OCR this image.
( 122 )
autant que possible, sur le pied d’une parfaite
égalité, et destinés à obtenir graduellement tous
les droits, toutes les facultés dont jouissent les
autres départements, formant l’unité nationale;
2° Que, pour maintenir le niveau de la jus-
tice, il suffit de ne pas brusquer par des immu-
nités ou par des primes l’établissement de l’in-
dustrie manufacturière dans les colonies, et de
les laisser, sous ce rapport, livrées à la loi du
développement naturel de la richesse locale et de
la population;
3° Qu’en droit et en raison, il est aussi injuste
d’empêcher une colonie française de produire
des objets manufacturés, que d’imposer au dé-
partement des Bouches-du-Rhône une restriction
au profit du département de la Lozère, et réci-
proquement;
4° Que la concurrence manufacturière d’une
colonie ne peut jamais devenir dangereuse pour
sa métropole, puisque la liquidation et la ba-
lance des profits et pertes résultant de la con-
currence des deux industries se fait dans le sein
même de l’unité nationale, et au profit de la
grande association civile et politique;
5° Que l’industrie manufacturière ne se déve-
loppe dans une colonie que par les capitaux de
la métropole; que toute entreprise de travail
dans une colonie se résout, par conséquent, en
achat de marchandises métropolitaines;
────────
#### WHAT THIS TASK INVOLVES:
The listing above should be transcribed in full, exactly as written.

#### WRITTEN RESPONSE:
OCR this image.
( 122 )
autant que possible, sur le pied d’une parfaite
égalité, et destinés à obtenir graduellement tous
les droits, toutes les facultés dont jouissent les
autres départements, formant l’unité nationale;
2° Que, pour maintenir le niveau de la jus-
tice, il suffit de ne pas brusquer par des immu-
nités ou par des primes l’établissement de l’in-
dustrie manufacturière dans les colonies, et de
les laisser, sous ce rapport, livrées à la loi du
développement naturel de la richesse locale et de
la population;
3° Qu’en droit et en raison, il est aussi injuste
d’empêcher une colonie française de produire
des objets manufacturés, que d’imposer au dé-
partement des Bouches-du-Rhône une restriction
au profit du département de la Lozère, et réci-
proquement;
4° Que la concurrence manufacturière d’une
colonie ne peut jamais devenir dangereuse pour
sa métropole, puisque la liquidation et la ba-
lance des profits et pertes résultant de la con-
currence des deux industries se fait dans le sein
même de l’unité nationale, et au profit de la
grande association civile et politique;
5° Que l’industrie manufacturière ne se déve-
loppe dans une colonie que par les capitaux de
la métropole; que toute entreprise de travail
dans une colonie se résout, par conséquent, en
achat de marchandises métropolitaines;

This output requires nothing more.